------ Data provided
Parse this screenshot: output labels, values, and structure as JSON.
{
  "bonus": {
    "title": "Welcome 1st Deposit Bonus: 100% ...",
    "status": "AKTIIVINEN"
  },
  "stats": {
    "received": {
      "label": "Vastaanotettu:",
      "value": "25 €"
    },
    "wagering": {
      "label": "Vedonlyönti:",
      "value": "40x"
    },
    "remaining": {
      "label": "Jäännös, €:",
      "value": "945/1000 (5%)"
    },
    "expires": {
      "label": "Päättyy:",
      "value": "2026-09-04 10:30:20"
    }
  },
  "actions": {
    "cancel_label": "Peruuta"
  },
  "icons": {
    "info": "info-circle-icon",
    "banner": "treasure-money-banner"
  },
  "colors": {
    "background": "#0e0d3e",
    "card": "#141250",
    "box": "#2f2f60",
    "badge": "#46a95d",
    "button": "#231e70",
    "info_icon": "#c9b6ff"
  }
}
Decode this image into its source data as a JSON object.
------------
------ Data provided
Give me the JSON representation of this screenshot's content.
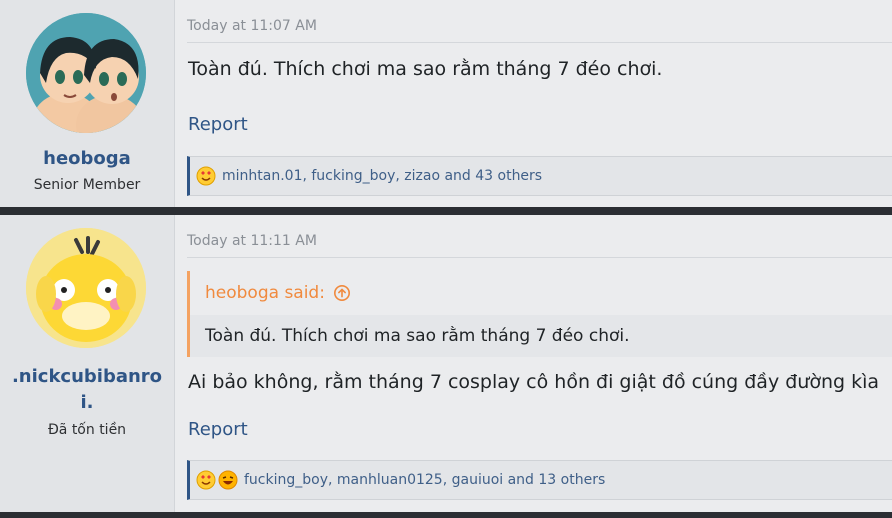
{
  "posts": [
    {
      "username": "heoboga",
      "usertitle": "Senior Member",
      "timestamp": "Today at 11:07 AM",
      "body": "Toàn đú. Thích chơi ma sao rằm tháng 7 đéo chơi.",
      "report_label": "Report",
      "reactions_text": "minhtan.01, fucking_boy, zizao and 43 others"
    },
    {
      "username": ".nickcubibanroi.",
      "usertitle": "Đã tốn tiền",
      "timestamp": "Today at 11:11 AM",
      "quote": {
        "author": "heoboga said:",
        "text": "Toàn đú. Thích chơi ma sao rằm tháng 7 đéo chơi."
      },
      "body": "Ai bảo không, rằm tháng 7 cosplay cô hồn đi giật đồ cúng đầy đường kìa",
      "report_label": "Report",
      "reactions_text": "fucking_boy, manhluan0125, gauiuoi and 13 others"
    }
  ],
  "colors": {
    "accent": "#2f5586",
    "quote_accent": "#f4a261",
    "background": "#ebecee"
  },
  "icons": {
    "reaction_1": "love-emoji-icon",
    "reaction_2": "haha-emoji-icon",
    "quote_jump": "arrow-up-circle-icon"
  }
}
------------
To be done »
Write out exactly the lines running from the line containing "Parse this screenshot: output" to the line containing "Decode this image", with both of those lines included.

Complete output »
Parse this screenshot: output labels, values, and structure as JSON.
{
  "bonus": {
    "title": "Welcome 1st Deposit Bonus: 100% ...",
    "status": "AKTIIVINEN"
  },
  "stats": {
    "received": {
      "label": "Vastaanotettu:",
      "value": "25 €"
    },
    "wagering": {
      "label": "Vedonlyönti:",
      "value": "40x"
    },
    "remaining": {
      "label": "Jäännös, €:",
      "value": "945/1000 (5%)"
    },
    "expires": {
      "label": "Päättyy:",
      "value": "2026-09-04 10:30:20"
    }
  },
  "actions": {
    "cancel_label": "Peruuta"
  },
  "icons": {
    "info": "info-circle-icon",
    "banner": "treasure-money-banner"
  },
  "colors": {
    "background": "#0e0d3e",
    "card": "#141250",
    "box": "#2f2f60",
    "badge": "#46a95d",
    "button": "#231e70",
    "info_icon": "#c9b6ff"
  }
}
Decode this image into its source data as a JSON object.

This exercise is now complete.